(TASK DIRECTIONS) Return all lines where the word "nбаровского" can be found.

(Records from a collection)
━━━

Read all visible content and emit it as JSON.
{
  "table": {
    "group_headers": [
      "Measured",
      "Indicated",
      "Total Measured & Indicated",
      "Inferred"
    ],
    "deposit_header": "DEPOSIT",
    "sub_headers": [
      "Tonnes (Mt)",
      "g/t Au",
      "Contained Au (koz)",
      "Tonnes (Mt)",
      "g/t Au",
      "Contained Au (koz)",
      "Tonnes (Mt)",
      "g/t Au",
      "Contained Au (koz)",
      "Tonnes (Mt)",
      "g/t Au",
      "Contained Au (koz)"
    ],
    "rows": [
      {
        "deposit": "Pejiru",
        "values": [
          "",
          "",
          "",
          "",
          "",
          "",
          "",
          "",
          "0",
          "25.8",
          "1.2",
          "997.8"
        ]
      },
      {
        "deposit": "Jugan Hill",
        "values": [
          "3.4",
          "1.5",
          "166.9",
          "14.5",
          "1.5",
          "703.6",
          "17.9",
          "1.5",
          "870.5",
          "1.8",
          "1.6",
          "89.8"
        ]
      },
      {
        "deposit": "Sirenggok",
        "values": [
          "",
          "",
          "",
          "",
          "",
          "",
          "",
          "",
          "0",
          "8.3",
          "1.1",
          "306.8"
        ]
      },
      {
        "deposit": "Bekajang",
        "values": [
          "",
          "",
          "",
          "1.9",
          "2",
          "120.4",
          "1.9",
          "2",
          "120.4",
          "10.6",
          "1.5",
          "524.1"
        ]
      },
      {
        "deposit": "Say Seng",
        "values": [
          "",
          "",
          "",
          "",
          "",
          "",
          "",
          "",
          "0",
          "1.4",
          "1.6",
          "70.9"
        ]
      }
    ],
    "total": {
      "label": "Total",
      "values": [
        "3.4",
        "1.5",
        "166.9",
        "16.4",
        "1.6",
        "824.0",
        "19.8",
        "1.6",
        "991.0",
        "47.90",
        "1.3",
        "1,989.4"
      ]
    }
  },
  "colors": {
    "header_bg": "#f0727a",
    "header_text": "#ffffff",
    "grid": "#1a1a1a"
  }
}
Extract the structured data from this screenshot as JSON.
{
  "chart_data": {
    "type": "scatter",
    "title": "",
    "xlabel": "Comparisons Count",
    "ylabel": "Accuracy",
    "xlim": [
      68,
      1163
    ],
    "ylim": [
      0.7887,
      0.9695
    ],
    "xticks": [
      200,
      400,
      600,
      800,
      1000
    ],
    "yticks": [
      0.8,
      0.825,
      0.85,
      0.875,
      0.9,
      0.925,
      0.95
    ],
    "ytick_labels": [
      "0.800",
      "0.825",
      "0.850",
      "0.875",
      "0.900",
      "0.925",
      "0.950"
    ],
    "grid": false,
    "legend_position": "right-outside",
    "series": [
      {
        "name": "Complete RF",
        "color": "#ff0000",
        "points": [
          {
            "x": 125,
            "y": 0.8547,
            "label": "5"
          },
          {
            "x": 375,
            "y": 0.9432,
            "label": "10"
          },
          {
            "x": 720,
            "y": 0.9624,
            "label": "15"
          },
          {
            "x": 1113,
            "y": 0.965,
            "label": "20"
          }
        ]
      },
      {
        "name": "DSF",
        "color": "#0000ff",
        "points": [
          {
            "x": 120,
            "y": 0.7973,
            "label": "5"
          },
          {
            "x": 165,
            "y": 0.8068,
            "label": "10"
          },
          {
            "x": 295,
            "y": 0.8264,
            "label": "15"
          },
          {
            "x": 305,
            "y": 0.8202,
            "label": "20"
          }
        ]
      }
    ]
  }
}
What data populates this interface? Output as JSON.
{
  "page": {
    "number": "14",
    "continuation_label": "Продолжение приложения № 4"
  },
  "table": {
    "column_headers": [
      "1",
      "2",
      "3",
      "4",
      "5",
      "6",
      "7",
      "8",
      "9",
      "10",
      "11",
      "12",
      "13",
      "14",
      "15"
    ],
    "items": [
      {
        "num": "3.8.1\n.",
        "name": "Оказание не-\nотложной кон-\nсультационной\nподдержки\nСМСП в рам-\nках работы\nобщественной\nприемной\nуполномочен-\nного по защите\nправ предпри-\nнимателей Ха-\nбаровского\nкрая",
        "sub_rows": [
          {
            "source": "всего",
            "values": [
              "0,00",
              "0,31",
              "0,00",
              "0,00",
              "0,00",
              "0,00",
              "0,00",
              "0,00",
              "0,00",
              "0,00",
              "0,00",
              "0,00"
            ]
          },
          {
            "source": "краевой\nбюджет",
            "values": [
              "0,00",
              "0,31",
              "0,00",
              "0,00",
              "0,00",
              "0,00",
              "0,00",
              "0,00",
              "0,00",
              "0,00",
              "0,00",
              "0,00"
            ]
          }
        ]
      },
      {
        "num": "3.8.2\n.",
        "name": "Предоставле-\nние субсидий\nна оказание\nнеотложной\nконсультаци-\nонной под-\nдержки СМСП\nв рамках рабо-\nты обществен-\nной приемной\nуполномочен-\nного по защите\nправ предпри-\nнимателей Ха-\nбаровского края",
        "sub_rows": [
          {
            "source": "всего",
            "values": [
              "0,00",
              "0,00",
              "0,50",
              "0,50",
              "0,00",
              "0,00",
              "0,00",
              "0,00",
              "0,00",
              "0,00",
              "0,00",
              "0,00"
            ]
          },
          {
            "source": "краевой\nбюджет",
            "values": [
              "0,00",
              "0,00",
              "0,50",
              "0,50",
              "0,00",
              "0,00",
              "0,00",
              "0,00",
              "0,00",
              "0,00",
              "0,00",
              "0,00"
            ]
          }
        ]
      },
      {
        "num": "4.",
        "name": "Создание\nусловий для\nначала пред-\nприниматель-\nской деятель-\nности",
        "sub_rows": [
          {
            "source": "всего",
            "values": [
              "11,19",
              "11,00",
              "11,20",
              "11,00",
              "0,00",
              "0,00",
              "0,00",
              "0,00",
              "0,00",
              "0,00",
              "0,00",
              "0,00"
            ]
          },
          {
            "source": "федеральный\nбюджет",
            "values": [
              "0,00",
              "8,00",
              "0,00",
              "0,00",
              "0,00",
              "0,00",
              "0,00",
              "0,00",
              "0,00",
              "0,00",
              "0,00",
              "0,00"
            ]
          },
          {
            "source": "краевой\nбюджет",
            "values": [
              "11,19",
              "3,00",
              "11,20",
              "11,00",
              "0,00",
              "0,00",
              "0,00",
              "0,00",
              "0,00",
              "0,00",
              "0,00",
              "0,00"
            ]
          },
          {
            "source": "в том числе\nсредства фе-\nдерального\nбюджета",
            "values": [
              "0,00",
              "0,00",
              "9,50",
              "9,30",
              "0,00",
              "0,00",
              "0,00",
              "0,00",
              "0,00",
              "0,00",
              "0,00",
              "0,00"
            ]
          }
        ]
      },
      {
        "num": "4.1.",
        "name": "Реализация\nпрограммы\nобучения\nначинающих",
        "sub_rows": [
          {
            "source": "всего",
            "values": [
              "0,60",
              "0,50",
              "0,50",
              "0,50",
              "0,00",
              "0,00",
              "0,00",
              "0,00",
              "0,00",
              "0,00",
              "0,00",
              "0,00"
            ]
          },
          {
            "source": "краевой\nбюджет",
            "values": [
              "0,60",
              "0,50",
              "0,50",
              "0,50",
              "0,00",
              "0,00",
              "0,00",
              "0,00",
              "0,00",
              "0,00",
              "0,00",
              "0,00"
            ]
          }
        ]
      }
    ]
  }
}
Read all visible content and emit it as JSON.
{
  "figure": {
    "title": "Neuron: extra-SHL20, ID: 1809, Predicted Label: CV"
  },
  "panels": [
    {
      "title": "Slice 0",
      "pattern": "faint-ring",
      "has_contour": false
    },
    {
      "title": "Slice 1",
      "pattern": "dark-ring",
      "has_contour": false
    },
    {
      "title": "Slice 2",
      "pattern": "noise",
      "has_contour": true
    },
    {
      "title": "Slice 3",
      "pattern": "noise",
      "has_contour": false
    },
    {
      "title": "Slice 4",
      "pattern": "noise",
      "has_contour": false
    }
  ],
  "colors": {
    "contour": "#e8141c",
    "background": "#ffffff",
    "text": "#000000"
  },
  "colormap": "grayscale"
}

━━━

(EXERCISE SOLUTION)
        "name": "Оказание не-\nотложной кон-\nсультационной\nподдержки\nСМСП в рам-\nках работы\nобщественной\nприемной\nуполномочен-\nного по защите\nправ предпри-\nнимателей Ха-\nбаровского\nкрая",
        "name": "Предоставле-\nние субсидий\nна оказание\nнеотложной\nконсультаци-\nонной под-\nдержки СМСП\nв рамках рабо-\nты обществен-\nной приемной\nуполномочен-\nного по защите\nправ предпри-\nнимателей Ха-\nбаровского края",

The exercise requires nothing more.